(TASK DIRECTIONS): Lines holding the string "plus" are the ones to copy from this listing.

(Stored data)
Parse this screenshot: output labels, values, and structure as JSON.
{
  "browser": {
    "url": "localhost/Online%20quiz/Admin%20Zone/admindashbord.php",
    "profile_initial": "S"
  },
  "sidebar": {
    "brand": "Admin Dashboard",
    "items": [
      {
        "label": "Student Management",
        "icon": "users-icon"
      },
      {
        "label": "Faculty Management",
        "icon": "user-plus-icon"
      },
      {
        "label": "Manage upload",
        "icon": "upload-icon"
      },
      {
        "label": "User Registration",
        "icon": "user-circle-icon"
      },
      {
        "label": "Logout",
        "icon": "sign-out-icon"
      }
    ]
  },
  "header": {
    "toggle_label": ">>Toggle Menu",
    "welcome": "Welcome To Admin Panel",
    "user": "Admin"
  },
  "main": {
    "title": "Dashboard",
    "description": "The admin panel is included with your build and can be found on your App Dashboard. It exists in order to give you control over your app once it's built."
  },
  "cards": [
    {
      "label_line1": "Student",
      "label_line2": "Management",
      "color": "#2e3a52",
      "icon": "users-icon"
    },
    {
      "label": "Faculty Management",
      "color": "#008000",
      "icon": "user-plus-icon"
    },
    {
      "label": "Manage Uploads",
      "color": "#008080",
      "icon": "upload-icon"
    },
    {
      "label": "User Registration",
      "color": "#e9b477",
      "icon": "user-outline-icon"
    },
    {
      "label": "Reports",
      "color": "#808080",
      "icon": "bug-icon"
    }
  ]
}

(REPLY TO THE EXERCISE):
        "icon": "user-plus-icon"
      "icon": "user-plus-icon"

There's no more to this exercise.